#### [Job]
Skip the pictures. Copy all the rest of the records down exactly.

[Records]
+ + + + + + +
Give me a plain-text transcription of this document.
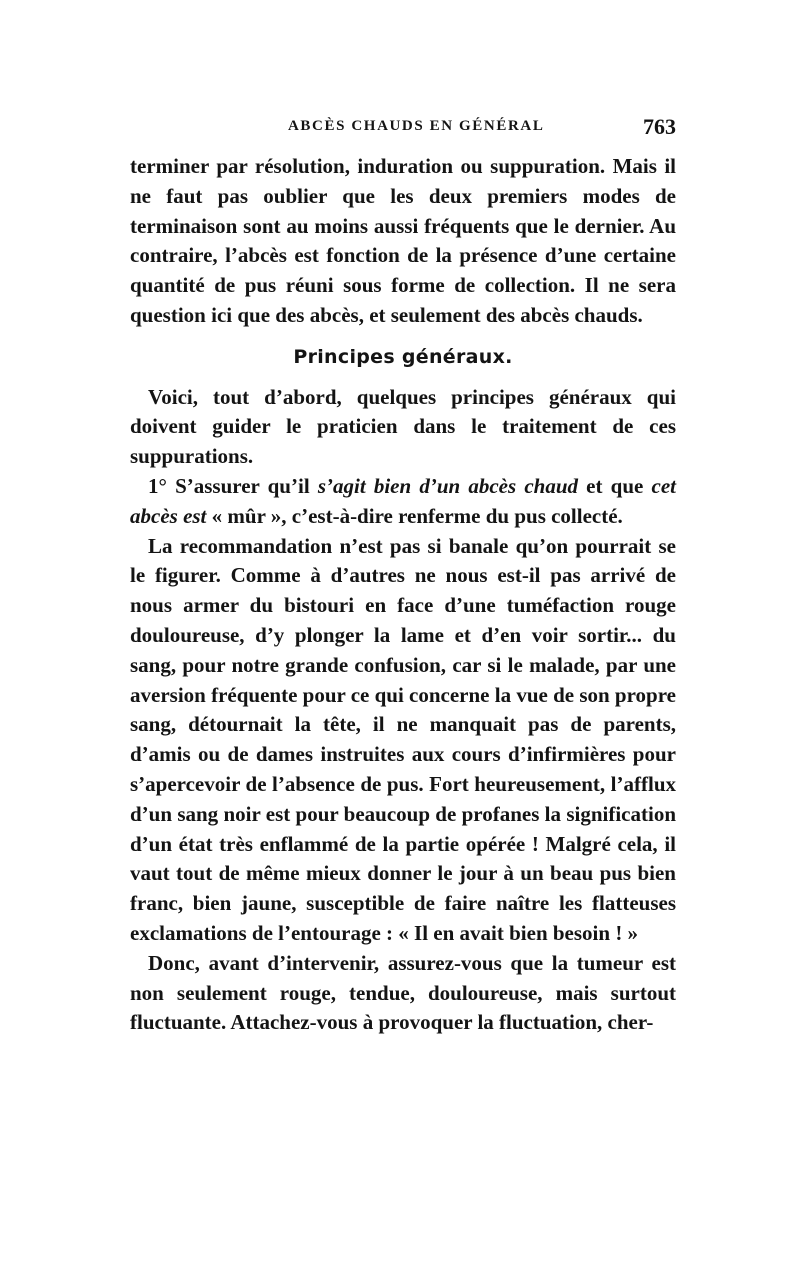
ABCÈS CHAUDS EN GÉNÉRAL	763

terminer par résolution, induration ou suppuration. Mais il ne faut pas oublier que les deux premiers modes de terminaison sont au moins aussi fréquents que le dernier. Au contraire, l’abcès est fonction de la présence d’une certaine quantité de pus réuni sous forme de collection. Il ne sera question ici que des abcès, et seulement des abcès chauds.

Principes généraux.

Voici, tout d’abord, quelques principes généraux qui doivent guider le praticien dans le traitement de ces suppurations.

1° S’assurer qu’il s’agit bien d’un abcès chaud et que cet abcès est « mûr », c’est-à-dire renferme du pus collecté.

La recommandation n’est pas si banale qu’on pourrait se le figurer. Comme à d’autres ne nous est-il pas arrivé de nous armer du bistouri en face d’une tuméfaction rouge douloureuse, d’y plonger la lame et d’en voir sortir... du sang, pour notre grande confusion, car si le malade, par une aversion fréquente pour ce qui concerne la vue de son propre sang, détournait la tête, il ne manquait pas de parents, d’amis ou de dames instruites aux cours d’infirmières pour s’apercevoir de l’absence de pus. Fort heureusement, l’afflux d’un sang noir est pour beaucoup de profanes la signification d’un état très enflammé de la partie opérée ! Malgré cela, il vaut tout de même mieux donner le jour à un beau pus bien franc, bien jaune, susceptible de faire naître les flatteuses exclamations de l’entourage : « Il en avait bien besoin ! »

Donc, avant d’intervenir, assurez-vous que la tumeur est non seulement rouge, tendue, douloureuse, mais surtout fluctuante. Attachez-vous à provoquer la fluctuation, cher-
+ + + + + + +
#### [The result]
Give me a plain-text transcription of this document.
ABCÈS CHAUDS EN GÉNÉRAL	763

terminer par résolution, induration ou suppuration. Mais il ne faut pas oublier que les deux premiers modes de terminaison sont au moins aussi fréquents que le dernier. Au contraire, l’abcès est fonction de la présence d’une certaine quantité de pus réuni sous forme de collection. Il ne sera question ici que des abcès, et seulement des abcès chauds.

Principes généraux.

Voici, tout d’abord, quelques principes généraux qui doivent guider le praticien dans le traitement de ces suppurations.

1° S’assurer qu’il s’agit bien d’un abcès chaud et que cet abcès est « mûr », c’est-à-dire renferme du pus collecté.

La recommandation n’est pas si banale qu’on pourrait se le figurer. Comme à d’autres ne nous est-il pas arrivé de nous armer du bistouri en face d’une tuméfaction rouge douloureuse, d’y plonger la lame et d’en voir sortir... du sang, pour notre grande confusion, car si le malade, par une aversion fréquente pour ce qui concerne la vue de son propre sang, détournait la tête, il ne manquait pas de parents, d’amis ou de dames instruites aux cours d’infirmières pour s’apercevoir de l’absence de pus. Fort heureusement, l’afflux d’un sang noir est pour beaucoup de profanes la signification d’un état très enflammé de la partie opérée ! Malgré cela, il vaut tout de même mieux donner le jour à un beau pus bien franc, bien jaune, susceptible de faire naître les flatteuses exclamations de l’entourage : « Il en avait bien besoin ! »

Donc, avant d’intervenir, assurez-vous que la tumeur est non seulement rouge, tendue, douloureuse, mais surtout fluctuante. Attachez-vous à provoquer la fluctuation, cher-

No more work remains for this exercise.